> Request
Repeat the records below exactly.
==== Extracted records ====
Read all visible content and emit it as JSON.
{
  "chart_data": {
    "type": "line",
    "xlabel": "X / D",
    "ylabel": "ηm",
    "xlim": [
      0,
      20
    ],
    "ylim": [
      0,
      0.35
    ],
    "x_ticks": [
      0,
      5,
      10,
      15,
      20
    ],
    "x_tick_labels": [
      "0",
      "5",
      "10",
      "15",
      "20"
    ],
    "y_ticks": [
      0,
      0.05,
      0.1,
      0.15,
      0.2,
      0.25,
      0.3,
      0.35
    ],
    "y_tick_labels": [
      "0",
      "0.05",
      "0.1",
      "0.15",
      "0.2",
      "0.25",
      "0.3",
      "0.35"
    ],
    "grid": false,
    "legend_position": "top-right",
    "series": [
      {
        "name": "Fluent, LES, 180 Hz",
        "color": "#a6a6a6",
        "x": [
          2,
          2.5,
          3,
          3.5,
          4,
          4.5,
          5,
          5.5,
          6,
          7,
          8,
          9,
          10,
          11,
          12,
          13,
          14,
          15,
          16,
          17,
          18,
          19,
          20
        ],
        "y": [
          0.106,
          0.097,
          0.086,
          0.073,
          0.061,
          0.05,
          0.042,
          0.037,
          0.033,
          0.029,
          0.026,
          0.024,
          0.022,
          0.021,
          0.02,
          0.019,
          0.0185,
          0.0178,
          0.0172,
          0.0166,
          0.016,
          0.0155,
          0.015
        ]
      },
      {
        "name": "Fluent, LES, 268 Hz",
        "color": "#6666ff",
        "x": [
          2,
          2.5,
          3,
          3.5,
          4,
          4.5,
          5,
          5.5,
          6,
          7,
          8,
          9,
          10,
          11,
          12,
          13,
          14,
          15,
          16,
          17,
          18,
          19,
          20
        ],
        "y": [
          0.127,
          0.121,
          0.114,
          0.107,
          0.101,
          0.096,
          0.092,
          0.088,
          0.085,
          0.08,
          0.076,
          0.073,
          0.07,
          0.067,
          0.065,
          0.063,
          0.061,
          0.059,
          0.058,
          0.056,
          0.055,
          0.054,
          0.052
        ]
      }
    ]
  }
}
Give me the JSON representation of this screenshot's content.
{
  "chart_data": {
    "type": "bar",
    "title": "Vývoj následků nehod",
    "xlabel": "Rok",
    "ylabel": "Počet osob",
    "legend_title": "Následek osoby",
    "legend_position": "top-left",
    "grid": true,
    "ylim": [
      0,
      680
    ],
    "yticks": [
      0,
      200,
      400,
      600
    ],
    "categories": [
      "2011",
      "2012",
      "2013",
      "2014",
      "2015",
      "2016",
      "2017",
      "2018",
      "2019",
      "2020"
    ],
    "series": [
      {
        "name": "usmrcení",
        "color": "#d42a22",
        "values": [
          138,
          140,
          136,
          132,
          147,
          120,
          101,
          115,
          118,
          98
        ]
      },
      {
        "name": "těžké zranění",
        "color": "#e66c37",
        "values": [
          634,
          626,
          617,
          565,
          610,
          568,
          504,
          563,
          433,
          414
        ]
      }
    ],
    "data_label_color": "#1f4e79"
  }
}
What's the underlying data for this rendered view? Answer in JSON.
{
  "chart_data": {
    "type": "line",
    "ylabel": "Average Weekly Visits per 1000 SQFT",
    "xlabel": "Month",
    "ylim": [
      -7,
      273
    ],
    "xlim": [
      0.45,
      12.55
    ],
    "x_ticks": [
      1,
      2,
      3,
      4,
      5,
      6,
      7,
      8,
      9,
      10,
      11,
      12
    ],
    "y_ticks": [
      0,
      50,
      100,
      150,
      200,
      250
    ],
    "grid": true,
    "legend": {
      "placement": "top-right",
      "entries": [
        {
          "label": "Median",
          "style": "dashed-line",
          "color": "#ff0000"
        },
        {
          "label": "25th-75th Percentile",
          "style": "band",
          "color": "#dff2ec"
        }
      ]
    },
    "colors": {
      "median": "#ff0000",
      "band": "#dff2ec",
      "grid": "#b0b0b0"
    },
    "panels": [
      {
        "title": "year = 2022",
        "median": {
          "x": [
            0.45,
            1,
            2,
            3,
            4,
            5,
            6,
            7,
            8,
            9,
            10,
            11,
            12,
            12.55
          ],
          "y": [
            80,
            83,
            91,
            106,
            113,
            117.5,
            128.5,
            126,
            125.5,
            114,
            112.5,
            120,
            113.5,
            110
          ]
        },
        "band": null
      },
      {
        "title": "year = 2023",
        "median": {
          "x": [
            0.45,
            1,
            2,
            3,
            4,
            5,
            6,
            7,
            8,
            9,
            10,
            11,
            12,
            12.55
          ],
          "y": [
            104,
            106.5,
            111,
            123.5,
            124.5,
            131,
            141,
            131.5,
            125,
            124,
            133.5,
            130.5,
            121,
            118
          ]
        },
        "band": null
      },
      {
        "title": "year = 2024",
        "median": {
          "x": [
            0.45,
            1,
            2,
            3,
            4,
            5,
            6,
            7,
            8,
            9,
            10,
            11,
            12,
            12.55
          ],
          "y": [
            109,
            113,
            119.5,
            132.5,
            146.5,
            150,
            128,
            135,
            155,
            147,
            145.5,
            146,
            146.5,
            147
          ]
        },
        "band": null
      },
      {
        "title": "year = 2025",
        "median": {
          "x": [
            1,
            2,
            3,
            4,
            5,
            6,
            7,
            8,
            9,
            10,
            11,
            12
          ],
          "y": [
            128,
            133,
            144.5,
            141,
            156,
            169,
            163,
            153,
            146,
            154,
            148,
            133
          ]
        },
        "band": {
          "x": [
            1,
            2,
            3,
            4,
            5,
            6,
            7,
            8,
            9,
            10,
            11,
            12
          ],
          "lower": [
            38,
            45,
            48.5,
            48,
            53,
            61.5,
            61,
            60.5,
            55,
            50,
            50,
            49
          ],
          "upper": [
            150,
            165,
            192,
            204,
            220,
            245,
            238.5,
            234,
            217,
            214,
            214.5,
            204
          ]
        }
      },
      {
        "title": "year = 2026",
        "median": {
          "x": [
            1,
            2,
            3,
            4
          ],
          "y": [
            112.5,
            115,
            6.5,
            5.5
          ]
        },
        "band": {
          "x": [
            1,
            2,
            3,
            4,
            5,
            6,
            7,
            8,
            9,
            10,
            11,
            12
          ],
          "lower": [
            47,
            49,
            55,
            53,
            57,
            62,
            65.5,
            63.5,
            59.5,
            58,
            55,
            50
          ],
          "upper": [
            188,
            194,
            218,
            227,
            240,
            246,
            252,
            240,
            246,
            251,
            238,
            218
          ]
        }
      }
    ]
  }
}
====
> Answer
Read all visible content and emit it as JSON.
{
  "chart_data": {
    "type": "line",
    "xlabel": "X / D",
    "ylabel": "ηm",
    "xlim": [
      0,
      20
    ],
    "ylim": [
      0,
      0.35
    ],
    "x_ticks": [
      0,
      5,
      10,
      15,
      20
    ],
    "x_tick_labels": [
      "0",
      "5",
      "10",
      "15",
      "20"
    ],
    "y_ticks": [
      0,
      0.05,
      0.1,
      0.15,
      0.2,
      0.25,
      0.3,
      0.35
    ],
    "y_tick_labels": [
      "0",
      "0.05",
      "0.1",
      "0.15",
      "0.2",
      "0.25",
      "0.3",
      "0.35"
    ],
    "grid": false,
    "legend_position": "top-right",
    "series": [
      {
        "name": "Fluent, LES, 180 Hz",
        "color": "#a6a6a6",
        "x": [
          2,
          2.5,
          3,
          3.5,
          4,
          4.5,
          5,
          5.5,
          6,
          7,
          8,
          9,
          10,
          11,
          12,
          13,
          14,
          15,
          16,
          17,
          18,
          19,
          20
        ],
        "y": [
          0.106,
          0.097,
          0.086,
          0.073,
          0.061,
          0.05,
          0.042,
          0.037,
          0.033,
          0.029,
          0.026,
          0.024,
          0.022,
          0.021,
          0.02,
          0.019,
          0.0185,
          0.0178,
          0.0172,
          0.0166,
          0.016,
          0.0155,
          0.015
        ]
      },
      {
        "name": "Fluent, LES, 268 Hz",
        "color": "#6666ff",
        "x": [
          2,
          2.5,
          3,
          3.5,
          4,
          4.5,
          5,
          5.5,
          6,
          7,
          8,
          9,
          10,
          11,
          12,
          13,
          14,
          15,
          16,
          17,
          18,
          19,
          20
        ],
        "y": [
          0.127,
          0.121,
          0.114,
          0.107,
          0.101,
          0.096,
          0.092,
          0.088,
          0.085,
          0.08,
          0.076,
          0.073,
          0.07,
          0.067,
          0.065,
          0.063,
          0.061,
          0.059,
          0.058,
          0.056,
          0.055,
          0.054,
          0.052
        ]
      }
    ]
  }
}
Give me the JSON representation of this screenshot's content.
{
  "chart_data": {
    "type": "bar",
    "title": "Vývoj následků nehod",
    "xlabel": "Rok",
    "ylabel": "Počet osob",
    "legend_title": "Následek osoby",
    "legend_position": "top-left",
    "grid": true,
    "ylim": [
      0,
      680
    ],
    "yticks": [
      0,
      200,
      400,
      600
    ],
    "categories": [
      "2011",
      "2012",
      "2013",
      "2014",
      "2015",
      "2016",
      "2017",
      "2018",
      "2019",
      "2020"
    ],
    "series": [
      {
        "name": "usmrcení",
        "color": "#d42a22",
        "values": [
          138,
          140,
          136,
          132,
          147,
          120,
          101,
          115,
          118,
          98
        ]
      },
      {
        "name": "těžké zranění",
        "color": "#e66c37",
        "values": [
          634,
          626,
          617,
          565,
          610,
          568,
          504,
          563,
          433,
          414
        ]
      }
    ],
    "data_label_color": "#1f4e79"
  }
}
What's the underlying data for this rendered view? Answer in JSON.
{
  "chart_data": {
    "type": "line",
    "ylabel": "Average Weekly Visits per 1000 SQFT",
    "xlabel": "Month",
    "ylim": [
      -7,
      273
    ],
    "xlim": [
      0.45,
      12.55
    ],
    "x_ticks": [
      1,
      2,
      3,
      4,
      5,
      6,
      7,
      8,
      9,
      10,
      11,
      12
    ],
    "y_ticks": [
      0,
      50,
      100,
      150,
      200,
      250
    ],
    "grid": true,
    "legend": {
      "placement": "top-right",
      "entries": [
        {
          "label": "Median",
          "style": "dashed-line",
          "color": "#ff0000"
        },
        {
          "label": "25th-75th Percentile",
          "style": "band",
          "color": "#dff2ec"
        }
      ]
    },
    "colors": {
      "median": "#ff0000",
      "band": "#dff2ec",
      "grid": "#b0b0b0"
    },
    "panels": [
      {
        "title": "year = 2022",
        "median": {
          "x": [
            0.45,
            1,
            2,
            3,
            4,
            5,
            6,
            7,
            8,
            9,
            10,
            11,
            12,
            12.55
          ],
          "y": [
            80,
            83,
            91,
            106,
            113,
            117.5,
            128.5,
            126,
            125.5,
            114,
            112.5,
            120,
            113.5,
            110
          ]
        },
        "band": null
      },
      {
        "title": "year = 2023",
        "median": {
          "x": [
            0.45,
            1,
            2,
            3,
            4,
            5,
            6,
            7,
            8,
            9,
            10,
            11,
            12,
            12.55
          ],
          "y": [
            104,
            106.5,
            111,
            123.5,
            124.5,
            131,
            141,
            131.5,
            125,
            124,
            133.5,
            130.5,
            121,
            118
          ]
        },
        "band": null
      },
      {
        "title": "year = 2024",
        "median": {
          "x": [
            0.45,
            1,
            2,
            3,
            4,
            5,
            6,
            7,
            8,
            9,
            10,
            11,
            12,
            12.55
          ],
          "y": [
            109,
            113,
            119.5,
            132.5,
            146.5,
            150,
            128,
            135,
            155,
            147,
            145.5,
            146,
            146.5,
            147
          ]
        },
        "band": null
      },
      {
        "title": "year = 2025",
        "median": {
          "x": [
            1,
            2,
            3,
            4,
            5,
            6,
            7,
            8,
            9,
            10,
            11,
            12
          ],
          "y": [
            128,
            133,
            144.5,
            141,
            156,
            169,
            163,
            153,
            146,
            154,
            148,
            133
          ]
        },
        "band": {
          "x": [
            1,
            2,
            3,
            4,
            5,
            6,
            7,
            8,
            9,
            10,
            11,
            12
          ],
          "lower": [
            38,
            45,
            48.5,
            48,
            53,
            61.5,
            61,
            60.5,
            55,
            50,
            50,
            49
          ],
          "upper": [
            150,
            165,
            192,
            204,
            220,
            245,
            238.5,
            234,
            217,
            214,
            214.5,
            204
          ]
        }
      },
      {
        "title": "year = 2026",
        "median": {
          "x": [
            1,
            2,
            3,
            4
          ],
          "y": [
            112.5,
            115,
            6.5,
            5.5
          ]
        },
        "band": {
          "x": [
            1,
            2,
            3,
            4,
            5,
            6,
            7,
            8,
            9,
            10,
            11,
            12
          ],
          "lower": [
            47,
            49,
            55,
            53,
            57,
            62,
            65.5,
            63.5,
            59.5,
            58,
            55,
            50
          ],
          "upper": [
            188,
            194,
            218,
            227,
            240,
            246,
            252,
            240,
            246,
            251,
            238,
            218
          ]
        }
      }
    ]
  }
}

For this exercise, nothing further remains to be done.